YOUR OBJECTIVE
Omit images. Retype all entries verbatim.
========
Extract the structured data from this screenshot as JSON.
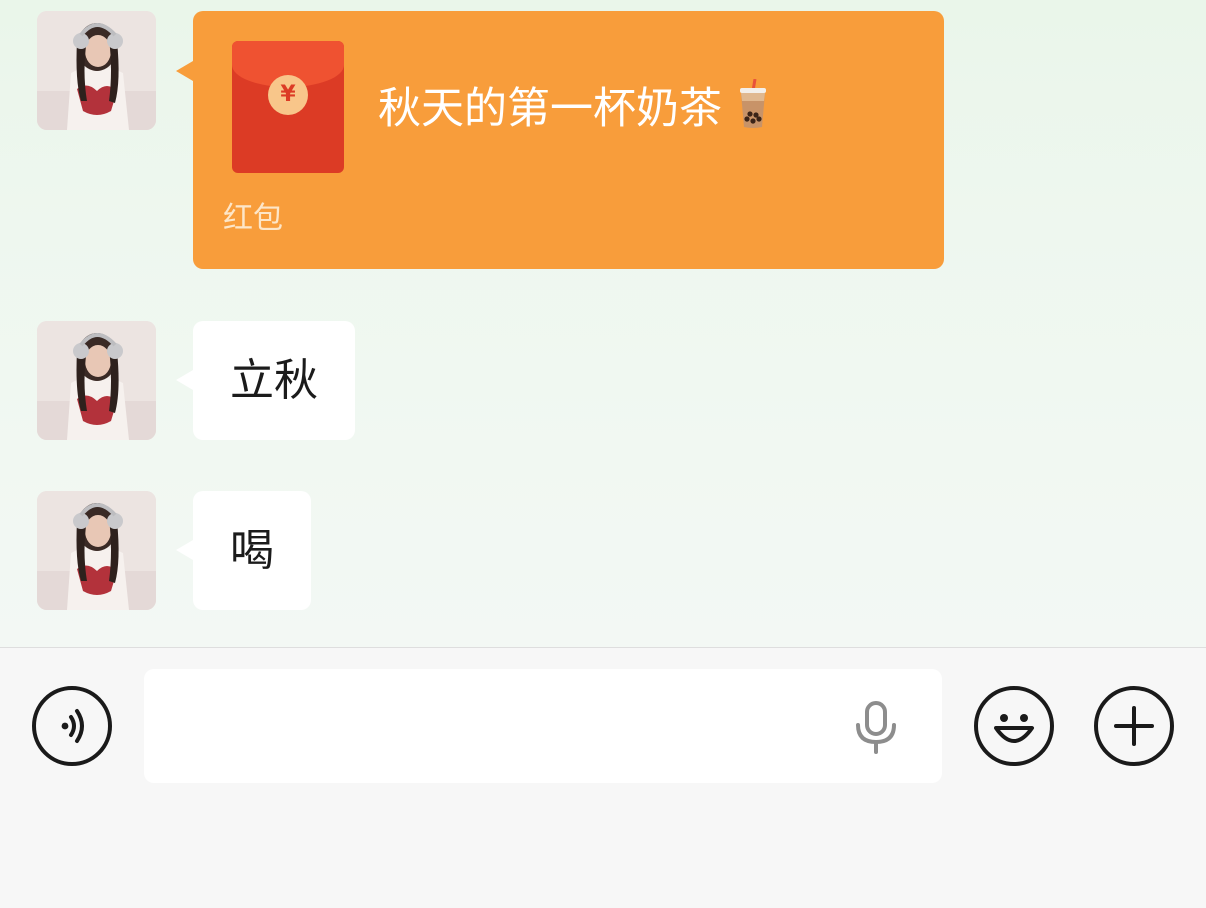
{
  "colors": {
    "chat_background": "#eef7ef",
    "red_packet_bubble": "#f89d3b",
    "red_packet_envelope": "#dc3b25",
    "text_bubble": "#ffffff",
    "input_bar_background": "#f7f7f7"
  },
  "messages": [
    {
      "type": "red_packet",
      "sender_avatar": "avatar-photo",
      "title": "秋天的第一杯奶茶",
      "emoji_icon": "bubble-tea-icon",
      "coin_symbol": "¥",
      "label": "红包"
    },
    {
      "type": "text",
      "sender_avatar": "avatar-photo",
      "text": "立秋"
    },
    {
      "type": "text",
      "sender_avatar": "avatar-photo",
      "text": "喝"
    }
  ],
  "input_bar": {
    "voice_toggle_icon": "voice-wave-icon",
    "input_value": "",
    "input_placeholder": "",
    "mic_icon": "microphone-icon",
    "emoji_icon": "smiley-icon",
    "more_icon": "plus-icon"
  }
}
========
CORRECT RESULT
Extract the structured data from this screenshot as JSON.
{
  "colors": {
    "chat_background": "#eef7ef",
    "red_packet_bubble": "#f89d3b",
    "red_packet_envelope": "#dc3b25",
    "text_bubble": "#ffffff",
    "input_bar_background": "#f7f7f7"
  },
  "messages": [
    {
      "type": "red_packet",
      "sender_avatar": "avatar-photo",
      "title": "秋天的第一杯奶茶",
      "emoji_icon": "bubble-tea-icon",
      "coin_symbol": "¥",
      "label": "红包"
    },
    {
      "type": "text",
      "sender_avatar": "avatar-photo",
      "text": "立秋"
    },
    {
      "type": "text",
      "sender_avatar": "avatar-photo",
      "text": "喝"
    }
  ],
  "input_bar": {
    "voice_toggle_icon": "voice-wave-icon",
    "input_value": "",
    "input_placeholder": "",
    "mic_icon": "microphone-icon",
    "emoji_icon": "smiley-icon",
    "more_icon": "plus-icon"
  }
}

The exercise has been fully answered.